■ **Input material**:
○ ○ ○ ○ ○

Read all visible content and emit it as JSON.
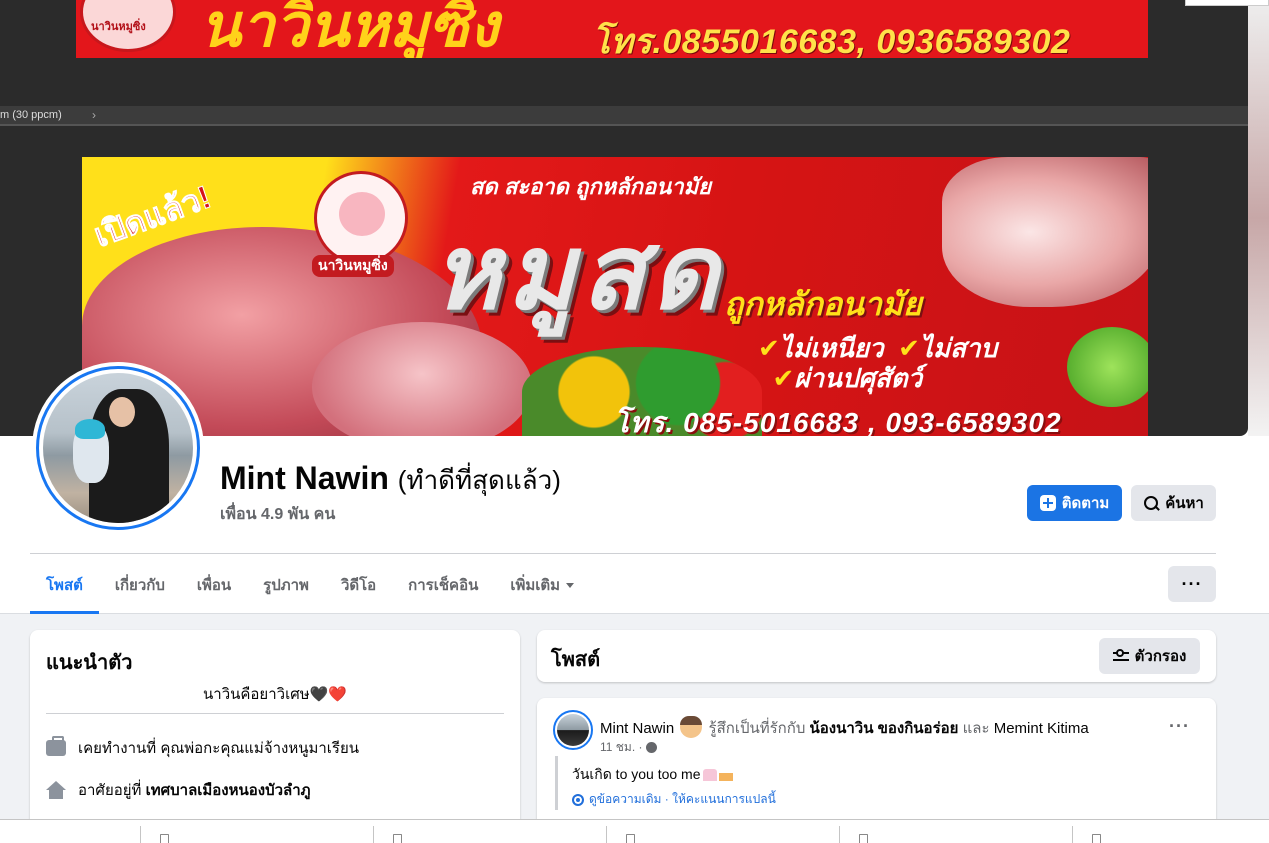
{
  "cover": {
    "top_banner_phone": "โทร.0855016683, 0936589302",
    "top_banner_logo": "นาวินหมูซิ่ง",
    "top_banner_title": "นาวินหมูซิ่ง",
    "ps_zoom_text": "m (30 ppcm)",
    "open_text": "เปิดแล้ว!",
    "logo_label": "นาวินหมูซิ่ง",
    "tagline": "สด สะอาด ถูกหลักอนามัย",
    "headline": "หมูสด",
    "subheadline": "ถูกหลักอนามัย",
    "checks": [
      "ไม่เหนียว",
      "ไม่สาบ",
      "ผ่านปศุสัตว์"
    ],
    "phone": "โทร. 085-5016683 , 093-6589302",
    "colors": {
      "banner_red": "#e3161b",
      "banner_yellow": "#ffe01a"
    }
  },
  "profile": {
    "name": "Mint Nawin",
    "alt_name": "(ทำดีที่สุดแล้ว)",
    "friends": "เพื่อน 4.9 พัน คน",
    "follow_label": "ติดตาม",
    "search_label": "ค้นหา",
    "follow_icon": "follow-plus-icon",
    "search_icon": "search-icon",
    "accent_color": "#1877f2"
  },
  "tabs": [
    {
      "label": "โพสต์",
      "active": true
    },
    {
      "label": "เกี่ยวกับ"
    },
    {
      "label": "เพื่อน"
    },
    {
      "label": "รูปภาพ"
    },
    {
      "label": "วิดีโอ"
    },
    {
      "label": "การเช็คอิน"
    },
    {
      "label": "เพิ่มเติม"
    }
  ],
  "more_button": "···",
  "intro": {
    "title": "แนะนำตัว",
    "bio": "นาวินคือยาวิเศษ🖤❤️",
    "work_prefix": "เคยทำงานที่",
    "work_value": "คุณพ่อกะคุณแม่จ้างหนูมาเรียน",
    "home_prefix": "อาศัยอยู่ที่",
    "home_value": "เทศบาลเมืองหนองบัวลำภู"
  },
  "posts": {
    "title": "โพสต์",
    "filter_label": "ตัวกรอง"
  },
  "post": {
    "author": "Mint Nawin",
    "feeling": "รู้สึกเป็นที่รักกับ",
    "tag1": "น้องนาวิน ของกินอร่อย",
    "and": "และ",
    "tag2": "Memint Kitima",
    "time": "11 ชม. ·",
    "text": "วันเกิด to you too me",
    "translate": "ดูข้อความเดิม · ให้คะแนนการแปลนี้",
    "menu": "···"
  }
}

○ ○ ○ ○ ○

■ **Set task**:
Leave out the pictures and output every record above precisely as given.

■ **Result**:
Read all visible content and emit it as JSON.
{
  "cover": {
    "top_banner_phone": "โทร.0855016683, 0936589302",
    "top_banner_logo": "นาวินหมูซิ่ง",
    "top_banner_title": "นาวินหมูซิ่ง",
    "ps_zoom_text": "m (30 ppcm)",
    "open_text": "เปิดแล้ว!",
    "logo_label": "นาวินหมูซิ่ง",
    "tagline": "สด สะอาด ถูกหลักอนามัย",
    "headline": "หมูสด",
    "subheadline": "ถูกหลักอนามัย",
    "checks": [
      "ไม่เหนียว",
      "ไม่สาบ",
      "ผ่านปศุสัตว์"
    ],
    "phone": "โทร. 085-5016683 , 093-6589302",
    "colors": {
      "banner_red": "#e3161b",
      "banner_yellow": "#ffe01a"
    }
  },
  "profile": {
    "name": "Mint Nawin",
    "alt_name": "(ทำดีที่สุดแล้ว)",
    "friends": "เพื่อน 4.9 พัน คน",
    "follow_label": "ติดตาม",
    "search_label": "ค้นหา",
    "follow_icon": "follow-plus-icon",
    "search_icon": "search-icon",
    "accent_color": "#1877f2"
  },
  "tabs": [
    {
      "label": "โพสต์",
      "active": true
    },
    {
      "label": "เกี่ยวกับ"
    },
    {
      "label": "เพื่อน"
    },
    {
      "label": "รูปภาพ"
    },
    {
      "label": "วิดีโอ"
    },
    {
      "label": "การเช็คอิน"
    },
    {
      "label": "เพิ่มเติม"
    }
  ],
  "more_button": "···",
  "intro": {
    "title": "แนะนำตัว",
    "bio": "นาวินคือยาวิเศษ🖤❤️",
    "work_prefix": "เคยทำงานที่",
    "work_value": "คุณพ่อกะคุณแม่จ้างหนูมาเรียน",
    "home_prefix": "อาศัยอยู่ที่",
    "home_value": "เทศบาลเมืองหนองบัวลำภู"
  },
  "posts": {
    "title": "โพสต์",
    "filter_label": "ตัวกรอง"
  },
  "post": {
    "author": "Mint Nawin",
    "feeling": "รู้สึกเป็นที่รักกับ",
    "tag1": "น้องนาวิน ของกินอร่อย",
    "and": "และ",
    "tag2": "Memint Kitima",
    "time": "11 ชม. ·",
    "text": "วันเกิด to you too me",
    "translate": "ดูข้อความเดิม · ให้คะแนนการแปลนี้",
    "menu": "···"
  }
}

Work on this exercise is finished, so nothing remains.